### Document section
☆ ☆ ☆

Review: Rolls-Royce Cullinan – Off-Roading In A Roller

Can the Rolls-Royce Cullinan really cut it in the scenery? Time to find out, as we go up an 8,000ft mountain in the luxury SUV…

To suggest that Rolls-Royces – in the past – have never been off-road, or in difficult circumstances, would not be telling the whole truth. For instance, there was the Rolls-Royce Armoured Car, used in various conflicts, but most notably World War I. And, in the same era, a certain Colonel Thomas Edward Lawrence used a fleet of nine of these battle-ready Silver Ghosts – his personal one called Blue Mist – to great effect on the Arabian Peninsula; to the extent that he once famously said ‘a Rolls in the desert is above rubies’. Crikey, there was even a mad Frenchman who, in 1981, had a bet with his mates that he could compete in the Paris-Dakar Rally in a Rolls. Cue one special-built machine, using a Corniche shell, that could cope with the exacting rigours of such an endurance race.

Rolls-Royce Cullinan driving

How off-road?

So Rolls has past form when it comes to leaving the safe confines of the tarmac. But never has it officially built a four-wheel-drive machine, one with the express purpose of being ‘Effortless Everywhere’. Until the Cullinan SUV, that is. But seriously, do the very upper classes really go off-road? Will they ever genuinely be plugging mud in their €600,000 Roller? Well, Rolls was prepared to let us find out, as it laid on a tough route up the side of 7,808ft-tall Snow King Mountain, a skiing hotspot on the edge of Jackson Hole, in Wyoming.

☆ ☆ ☆

### Provided material

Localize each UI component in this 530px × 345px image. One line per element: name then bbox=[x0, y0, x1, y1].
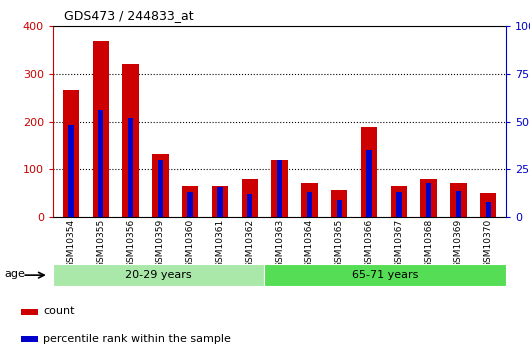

☆ ☆ ☆

### Task directions
Repeat the passage of the Rolls-Royce Cullinan review between "Rolls-Royce Cullinan driving" and "Hole, in Wyoming.", inclusive, switching "four-wheel-drive" to "all-wheel-drive".

### Answer below
Rolls-Royce Cullinan driving

How off-road?

So Rolls has past form when it comes to leaving the safe confines of the tarmac. But never has it officially built a all-wheel-drive machine, one with the express purpose of being ‘Effortless Everywhere’. Until the Cullinan SUV, that is. But seriously, do the very upper classes really go off-road? Will they ever genuinely be plugging mud in their €600,000 Roller? Well, Rolls was prepared to let us find out, as it laid on a tough route up the side of 7,808ft-tall Snow King Mountain, a skiing hotspot on the edge of Jackson Hole, in Wyoming.